● **What you will do**:
Count the lines below that contain the word "source". Give only the number.

● **Provided records**:
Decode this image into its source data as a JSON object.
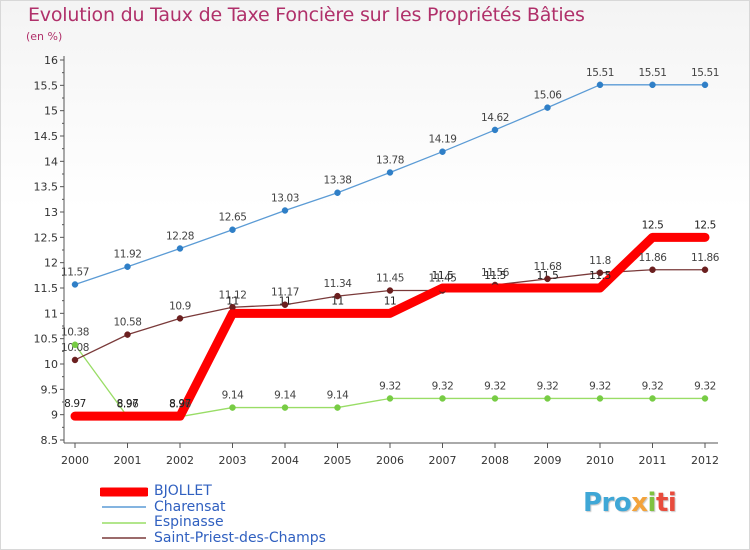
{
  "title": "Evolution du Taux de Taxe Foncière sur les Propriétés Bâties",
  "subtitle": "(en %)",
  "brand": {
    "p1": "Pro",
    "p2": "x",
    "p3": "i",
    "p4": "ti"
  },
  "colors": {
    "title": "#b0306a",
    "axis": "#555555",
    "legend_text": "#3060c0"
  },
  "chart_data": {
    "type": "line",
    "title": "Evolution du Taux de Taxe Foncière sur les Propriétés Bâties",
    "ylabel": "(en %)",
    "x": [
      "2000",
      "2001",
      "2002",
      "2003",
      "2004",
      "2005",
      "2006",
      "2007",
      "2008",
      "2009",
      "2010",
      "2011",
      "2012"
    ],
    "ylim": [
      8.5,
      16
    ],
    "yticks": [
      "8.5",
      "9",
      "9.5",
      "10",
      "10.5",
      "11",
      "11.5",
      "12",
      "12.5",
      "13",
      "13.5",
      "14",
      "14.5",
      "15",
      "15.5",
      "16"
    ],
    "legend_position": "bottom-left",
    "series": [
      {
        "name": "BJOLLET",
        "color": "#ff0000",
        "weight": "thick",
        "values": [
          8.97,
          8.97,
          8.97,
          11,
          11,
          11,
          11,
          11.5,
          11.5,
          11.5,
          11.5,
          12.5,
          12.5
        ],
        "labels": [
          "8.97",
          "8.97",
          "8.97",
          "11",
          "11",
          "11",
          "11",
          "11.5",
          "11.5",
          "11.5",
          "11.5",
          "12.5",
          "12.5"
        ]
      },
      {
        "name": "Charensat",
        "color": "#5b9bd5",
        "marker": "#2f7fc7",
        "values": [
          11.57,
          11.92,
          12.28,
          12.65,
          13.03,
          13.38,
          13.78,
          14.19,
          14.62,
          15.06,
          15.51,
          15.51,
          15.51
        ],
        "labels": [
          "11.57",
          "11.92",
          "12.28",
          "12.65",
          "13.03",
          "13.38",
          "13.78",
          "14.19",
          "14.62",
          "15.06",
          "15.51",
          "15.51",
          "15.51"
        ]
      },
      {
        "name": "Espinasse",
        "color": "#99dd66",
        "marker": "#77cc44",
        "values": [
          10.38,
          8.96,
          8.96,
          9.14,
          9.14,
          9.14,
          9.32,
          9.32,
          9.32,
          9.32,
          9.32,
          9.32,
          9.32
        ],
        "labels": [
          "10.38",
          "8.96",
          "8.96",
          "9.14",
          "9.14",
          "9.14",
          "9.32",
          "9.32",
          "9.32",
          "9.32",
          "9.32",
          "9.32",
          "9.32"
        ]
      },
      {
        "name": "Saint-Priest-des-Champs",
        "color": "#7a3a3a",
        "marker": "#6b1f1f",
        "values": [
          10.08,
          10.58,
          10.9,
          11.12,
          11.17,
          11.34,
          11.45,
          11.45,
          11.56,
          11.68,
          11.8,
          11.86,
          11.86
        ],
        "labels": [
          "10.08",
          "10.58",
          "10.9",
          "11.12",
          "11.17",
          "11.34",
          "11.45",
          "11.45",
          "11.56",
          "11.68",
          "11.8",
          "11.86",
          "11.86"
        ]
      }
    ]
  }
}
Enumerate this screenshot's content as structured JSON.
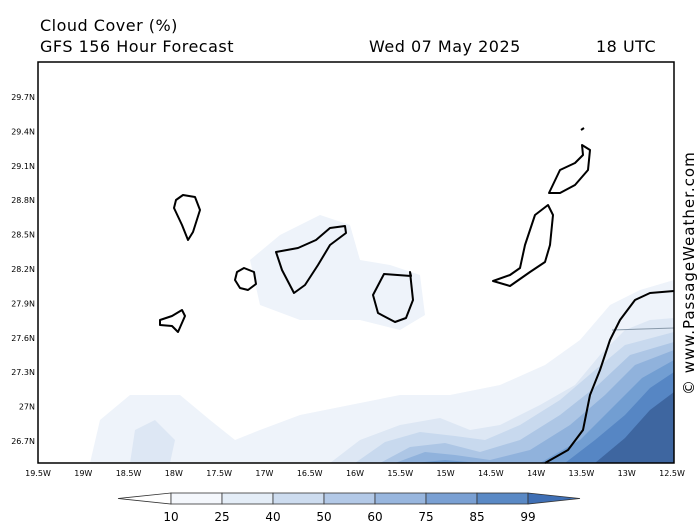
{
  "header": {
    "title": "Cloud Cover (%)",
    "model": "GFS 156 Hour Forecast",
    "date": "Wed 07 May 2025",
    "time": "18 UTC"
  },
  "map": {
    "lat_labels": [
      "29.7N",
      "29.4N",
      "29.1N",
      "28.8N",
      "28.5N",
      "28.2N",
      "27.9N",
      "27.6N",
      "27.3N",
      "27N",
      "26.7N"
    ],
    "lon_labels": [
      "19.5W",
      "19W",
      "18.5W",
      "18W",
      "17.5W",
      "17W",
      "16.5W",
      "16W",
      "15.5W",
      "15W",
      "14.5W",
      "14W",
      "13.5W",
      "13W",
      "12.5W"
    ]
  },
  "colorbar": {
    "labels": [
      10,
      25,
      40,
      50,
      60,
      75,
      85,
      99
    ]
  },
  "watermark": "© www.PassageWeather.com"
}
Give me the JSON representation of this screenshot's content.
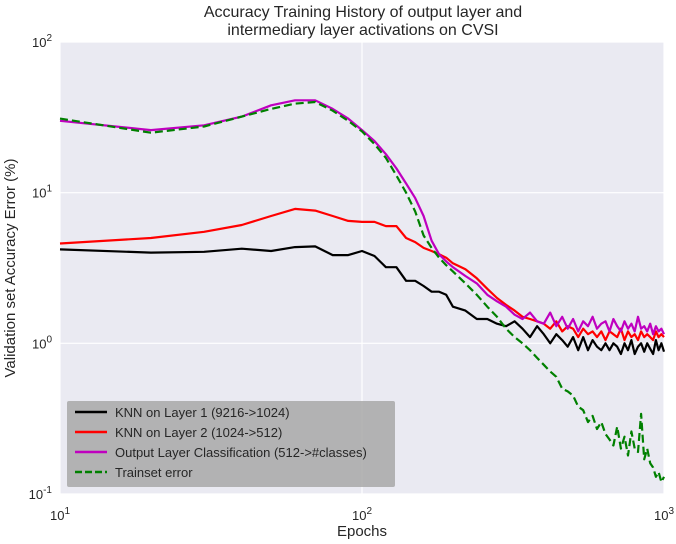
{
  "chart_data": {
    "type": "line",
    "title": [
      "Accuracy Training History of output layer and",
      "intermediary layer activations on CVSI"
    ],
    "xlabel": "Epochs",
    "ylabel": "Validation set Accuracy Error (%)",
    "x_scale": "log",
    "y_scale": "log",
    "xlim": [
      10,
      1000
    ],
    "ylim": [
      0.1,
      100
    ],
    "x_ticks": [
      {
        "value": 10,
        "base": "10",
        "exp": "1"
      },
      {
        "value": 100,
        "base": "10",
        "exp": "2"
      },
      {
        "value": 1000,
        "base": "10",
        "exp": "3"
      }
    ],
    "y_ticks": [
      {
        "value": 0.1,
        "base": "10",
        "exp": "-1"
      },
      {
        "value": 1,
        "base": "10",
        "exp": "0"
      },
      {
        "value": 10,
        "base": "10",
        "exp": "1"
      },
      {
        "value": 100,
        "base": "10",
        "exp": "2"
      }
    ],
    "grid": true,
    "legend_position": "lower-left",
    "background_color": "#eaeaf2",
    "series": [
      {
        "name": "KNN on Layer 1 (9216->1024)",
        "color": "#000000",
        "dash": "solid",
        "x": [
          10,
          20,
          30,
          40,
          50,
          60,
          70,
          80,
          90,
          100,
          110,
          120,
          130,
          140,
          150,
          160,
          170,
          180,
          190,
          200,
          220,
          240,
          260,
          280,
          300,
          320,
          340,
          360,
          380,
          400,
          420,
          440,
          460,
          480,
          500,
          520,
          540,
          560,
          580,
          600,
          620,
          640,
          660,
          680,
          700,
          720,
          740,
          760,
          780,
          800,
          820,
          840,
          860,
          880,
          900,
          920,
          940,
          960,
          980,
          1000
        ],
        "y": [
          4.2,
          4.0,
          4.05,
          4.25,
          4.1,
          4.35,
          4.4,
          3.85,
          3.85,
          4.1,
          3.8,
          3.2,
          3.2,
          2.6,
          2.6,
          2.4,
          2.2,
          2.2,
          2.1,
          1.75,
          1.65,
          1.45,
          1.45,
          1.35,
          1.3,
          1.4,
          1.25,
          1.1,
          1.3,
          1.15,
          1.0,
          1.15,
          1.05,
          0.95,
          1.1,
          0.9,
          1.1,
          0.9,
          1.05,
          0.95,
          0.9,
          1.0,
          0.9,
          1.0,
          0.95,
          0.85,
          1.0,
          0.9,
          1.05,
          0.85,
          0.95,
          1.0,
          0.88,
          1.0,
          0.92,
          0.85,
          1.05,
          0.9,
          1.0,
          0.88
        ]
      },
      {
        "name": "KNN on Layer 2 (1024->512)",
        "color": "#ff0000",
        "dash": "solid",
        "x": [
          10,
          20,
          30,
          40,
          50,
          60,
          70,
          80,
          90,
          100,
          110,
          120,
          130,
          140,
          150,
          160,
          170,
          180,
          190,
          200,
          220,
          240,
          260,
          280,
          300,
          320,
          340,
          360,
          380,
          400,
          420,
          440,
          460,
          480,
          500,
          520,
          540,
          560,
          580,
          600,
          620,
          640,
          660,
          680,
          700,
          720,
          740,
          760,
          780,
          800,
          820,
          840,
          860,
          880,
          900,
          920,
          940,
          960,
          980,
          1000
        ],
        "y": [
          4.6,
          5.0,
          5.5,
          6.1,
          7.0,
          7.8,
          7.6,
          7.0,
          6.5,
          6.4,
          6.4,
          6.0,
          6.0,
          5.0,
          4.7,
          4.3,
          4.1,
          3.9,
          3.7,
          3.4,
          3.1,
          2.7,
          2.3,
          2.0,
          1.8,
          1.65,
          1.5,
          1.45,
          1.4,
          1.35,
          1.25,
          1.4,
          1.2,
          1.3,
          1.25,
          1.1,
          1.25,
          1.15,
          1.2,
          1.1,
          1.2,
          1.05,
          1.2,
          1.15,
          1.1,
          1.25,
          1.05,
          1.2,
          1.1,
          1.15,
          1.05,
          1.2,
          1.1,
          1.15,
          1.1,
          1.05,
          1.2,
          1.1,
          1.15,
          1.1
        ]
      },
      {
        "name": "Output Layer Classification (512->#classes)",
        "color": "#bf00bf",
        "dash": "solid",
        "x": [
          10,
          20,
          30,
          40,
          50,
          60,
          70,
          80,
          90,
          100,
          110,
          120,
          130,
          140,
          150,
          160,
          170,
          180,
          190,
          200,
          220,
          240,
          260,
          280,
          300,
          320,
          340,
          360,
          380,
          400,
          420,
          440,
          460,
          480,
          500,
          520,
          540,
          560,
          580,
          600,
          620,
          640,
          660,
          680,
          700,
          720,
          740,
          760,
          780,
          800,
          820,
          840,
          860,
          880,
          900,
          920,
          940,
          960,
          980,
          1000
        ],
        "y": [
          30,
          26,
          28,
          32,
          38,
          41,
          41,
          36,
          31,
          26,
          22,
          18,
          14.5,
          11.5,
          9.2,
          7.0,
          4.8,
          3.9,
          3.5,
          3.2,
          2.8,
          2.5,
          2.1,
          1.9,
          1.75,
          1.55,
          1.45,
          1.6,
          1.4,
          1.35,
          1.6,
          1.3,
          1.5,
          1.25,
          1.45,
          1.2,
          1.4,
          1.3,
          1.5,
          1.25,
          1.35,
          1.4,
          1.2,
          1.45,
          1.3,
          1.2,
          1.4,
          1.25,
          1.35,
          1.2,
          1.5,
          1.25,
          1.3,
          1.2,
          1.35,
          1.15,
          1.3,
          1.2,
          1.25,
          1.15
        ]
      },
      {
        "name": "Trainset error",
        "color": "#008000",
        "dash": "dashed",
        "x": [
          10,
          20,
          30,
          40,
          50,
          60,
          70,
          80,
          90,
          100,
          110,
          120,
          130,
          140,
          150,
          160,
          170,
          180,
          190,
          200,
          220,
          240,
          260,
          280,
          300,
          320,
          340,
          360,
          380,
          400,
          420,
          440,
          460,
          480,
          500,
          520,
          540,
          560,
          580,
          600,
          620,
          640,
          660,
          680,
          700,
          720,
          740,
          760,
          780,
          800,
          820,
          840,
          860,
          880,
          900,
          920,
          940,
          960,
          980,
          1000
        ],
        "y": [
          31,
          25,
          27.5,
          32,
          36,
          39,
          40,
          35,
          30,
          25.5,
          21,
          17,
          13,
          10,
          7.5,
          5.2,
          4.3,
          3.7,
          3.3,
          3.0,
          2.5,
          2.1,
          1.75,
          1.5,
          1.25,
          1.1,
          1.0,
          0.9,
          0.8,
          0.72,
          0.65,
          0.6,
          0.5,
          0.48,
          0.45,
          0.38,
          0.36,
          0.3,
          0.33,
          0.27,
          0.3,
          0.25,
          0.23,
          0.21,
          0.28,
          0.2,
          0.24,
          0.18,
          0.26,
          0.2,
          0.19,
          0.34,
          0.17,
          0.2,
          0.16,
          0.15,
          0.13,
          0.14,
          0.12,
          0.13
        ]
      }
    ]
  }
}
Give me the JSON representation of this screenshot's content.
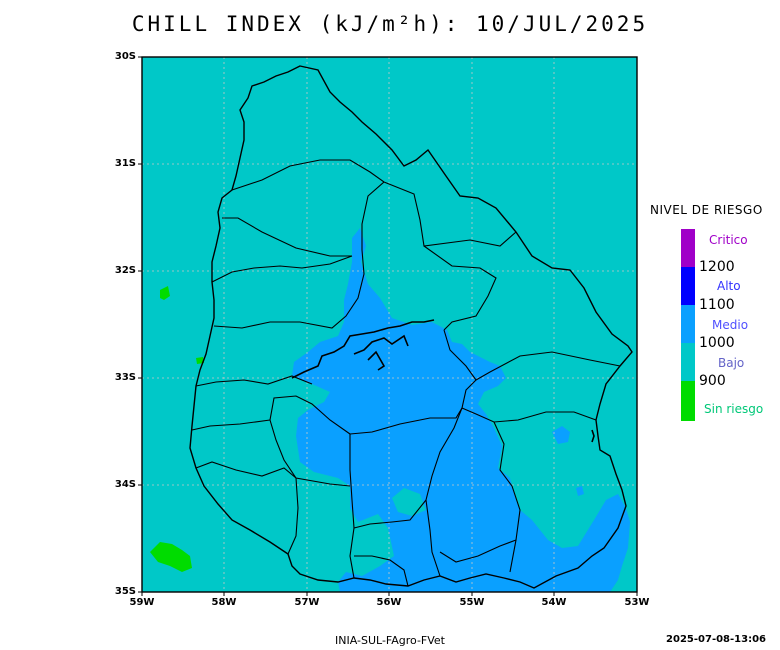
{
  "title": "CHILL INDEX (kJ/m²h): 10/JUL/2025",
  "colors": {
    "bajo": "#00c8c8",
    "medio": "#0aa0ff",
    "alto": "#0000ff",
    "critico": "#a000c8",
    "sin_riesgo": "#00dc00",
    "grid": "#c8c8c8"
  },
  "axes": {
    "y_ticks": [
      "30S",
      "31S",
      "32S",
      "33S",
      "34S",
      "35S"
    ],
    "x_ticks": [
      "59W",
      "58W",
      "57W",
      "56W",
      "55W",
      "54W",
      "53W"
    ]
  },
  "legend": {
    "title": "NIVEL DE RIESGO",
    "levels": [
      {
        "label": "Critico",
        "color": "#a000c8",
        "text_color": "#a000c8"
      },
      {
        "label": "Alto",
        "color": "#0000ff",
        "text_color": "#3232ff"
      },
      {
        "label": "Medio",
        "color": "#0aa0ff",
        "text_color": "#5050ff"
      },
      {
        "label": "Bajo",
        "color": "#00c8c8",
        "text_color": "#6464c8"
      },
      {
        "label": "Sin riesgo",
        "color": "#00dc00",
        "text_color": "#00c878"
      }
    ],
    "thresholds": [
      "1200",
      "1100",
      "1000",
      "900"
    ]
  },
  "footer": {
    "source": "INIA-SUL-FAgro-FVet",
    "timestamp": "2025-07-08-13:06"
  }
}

● **Full solution**:
2